## Problem description
It is required that all of the data be written out exactly.

## Extracted records
⁂
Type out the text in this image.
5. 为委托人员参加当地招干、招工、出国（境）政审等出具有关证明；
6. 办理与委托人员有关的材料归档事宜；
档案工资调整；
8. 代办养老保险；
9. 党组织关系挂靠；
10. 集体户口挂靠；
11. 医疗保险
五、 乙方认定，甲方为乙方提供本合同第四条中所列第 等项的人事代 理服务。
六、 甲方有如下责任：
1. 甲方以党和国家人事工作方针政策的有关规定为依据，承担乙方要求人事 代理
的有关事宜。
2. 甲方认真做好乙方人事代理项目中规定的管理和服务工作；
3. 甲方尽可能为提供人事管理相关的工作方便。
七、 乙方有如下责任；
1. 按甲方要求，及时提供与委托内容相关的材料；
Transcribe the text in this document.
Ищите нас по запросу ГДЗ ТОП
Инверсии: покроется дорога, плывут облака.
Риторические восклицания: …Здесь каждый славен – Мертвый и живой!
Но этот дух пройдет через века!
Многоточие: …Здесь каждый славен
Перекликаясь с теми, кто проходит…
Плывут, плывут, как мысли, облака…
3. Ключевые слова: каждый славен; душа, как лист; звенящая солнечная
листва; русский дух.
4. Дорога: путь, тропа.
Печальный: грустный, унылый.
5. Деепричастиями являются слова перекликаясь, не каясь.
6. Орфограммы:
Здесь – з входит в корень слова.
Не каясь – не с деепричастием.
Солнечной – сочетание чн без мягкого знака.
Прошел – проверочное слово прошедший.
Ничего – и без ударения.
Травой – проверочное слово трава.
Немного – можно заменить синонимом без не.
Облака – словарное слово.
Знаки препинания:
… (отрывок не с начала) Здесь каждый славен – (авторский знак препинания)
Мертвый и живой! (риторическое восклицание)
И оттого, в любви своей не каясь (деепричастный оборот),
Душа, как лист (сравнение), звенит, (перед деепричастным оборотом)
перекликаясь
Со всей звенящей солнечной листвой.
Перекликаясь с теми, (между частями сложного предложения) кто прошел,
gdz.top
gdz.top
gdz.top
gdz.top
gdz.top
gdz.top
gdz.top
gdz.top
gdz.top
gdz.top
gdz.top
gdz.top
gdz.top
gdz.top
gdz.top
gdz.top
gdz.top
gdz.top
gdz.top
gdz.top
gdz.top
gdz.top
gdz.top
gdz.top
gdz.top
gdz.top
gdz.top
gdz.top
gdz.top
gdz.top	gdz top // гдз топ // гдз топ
⁂
## Task result
Type out the text in this image.
5. 为委托人员参加当地招干、招工、出国（境）政审等出具有关证明；
6. 办理与委托人员有关的材料归档事宜；
档案工资调整；
8. 代办养老保险；
9. 党组织关系挂靠；
10. 集体户口挂靠；
11. 医疗保险
五、 乙方认定，甲方为乙方提供本合同第四条中所列第 等项的人事代 理服务。
六、 甲方有如下责任：
1. 甲方以党和国家人事工作方针政策的有关规定为依据，承担乙方要求人事 代理
的有关事宜。
2. 甲方认真做好乙方人事代理项目中规定的管理和服务工作；
3. 甲方尽可能为提供人事管理相关的工作方便。
七、 乙方有如下责任；
1. 按甲方要求，及时提供与委托内容相关的材料；
Transcribe the text in this document.
Ищите нас по запросу ГДЗ ТОП
Инверсии: покроется дорога, плывут облака.
Риторические восклицания: …Здесь каждый славен – Мертвый и живой!
Но этот дух пройдет через века!
Многоточие: …Здесь каждый славен
Перекликаясь с теми, кто проходит…
Плывут, плывут, как мысли, облака…
3. Ключевые слова: каждый славен; душа, как лист; звенящая солнечная
листва; русский дух.
4. Дорога: путь, тропа.
Печальный: грустный, унылый.
5. Деепричастиями являются слова перекликаясь, не каясь.
6. Орфограммы:
Здесь – з входит в корень слова.
Не каясь – не с деепричастием.
Солнечной – сочетание чн без мягкого знака.
Прошел – проверочное слово прошедший.
Ничего – и без ударения.
Травой – проверочное слово трава.
Немного – можно заменить синонимом без не.
Облака – словарное слово.
Знаки препинания:
… (отрывок не с начала) Здесь каждый славен – (авторский знак препинания)
Мертвый и живой! (риторическое восклицание)
И оттого, в любви своей не каясь (деепричастный оборот),
Душа, как лист (сравнение), звенит, (перед деепричастным оборотом)
перекликаясь
Со всей звенящей солнечной листвой.
Перекликаясь с теми, (между частями сложного предложения) кто прошел,
gdz.top
gdz.top
gdz.top
gdz.top
gdz.top
gdz.top
gdz.top
gdz.top
gdz.top
gdz.top
gdz.top
gdz.top
gdz.top
gdz.top
gdz.top
gdz.top
gdz.top
gdz.top
gdz.top
gdz.top
gdz.top
gdz.top
gdz.top
gdz.top
gdz.top
gdz.top
gdz.top
gdz.top
gdz.top
gdz.top	gdz top // гдз топ // гдз топ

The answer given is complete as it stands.